[start of Task material]

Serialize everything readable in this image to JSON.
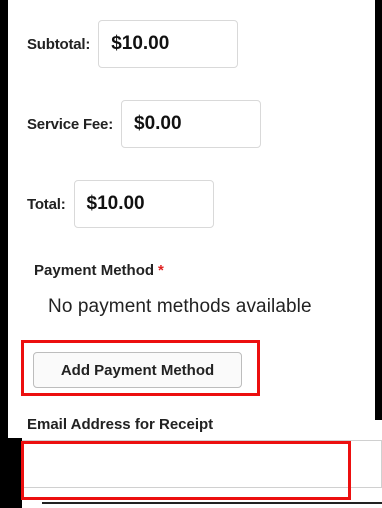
{
  "summary": {
    "subtotal": {
      "label": "Subtotal:",
      "value": "$10.00"
    },
    "service_fee": {
      "label": "Service Fee:",
      "value": "$0.00"
    },
    "total": {
      "label": "Total:",
      "value": "$10.00"
    }
  },
  "payment": {
    "label": "Payment Method",
    "required_mark": "*",
    "empty_message": "No payment methods available",
    "add_button_label": "Add Payment Method"
  },
  "email": {
    "label": "Email Address for Receipt",
    "value": ""
  },
  "colors": {
    "highlight": "#ec0f0f",
    "required": "#e02020"
  }
}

[end of Task material]

Brief »
Reproduce the material word for word, minus the images.

Complete output »
Serialize everything readable in this image to JSON.
{
  "summary": {
    "subtotal": {
      "label": "Subtotal:",
      "value": "$10.00"
    },
    "service_fee": {
      "label": "Service Fee:",
      "value": "$0.00"
    },
    "total": {
      "label": "Total:",
      "value": "$10.00"
    }
  },
  "payment": {
    "label": "Payment Method",
    "required_mark": "*",
    "empty_message": "No payment methods available",
    "add_button_label": "Add Payment Method"
  },
  "email": {
    "label": "Email Address for Receipt",
    "value": ""
  },
  "colors": {
    "highlight": "#ec0f0f",
    "required": "#e02020"
  }
}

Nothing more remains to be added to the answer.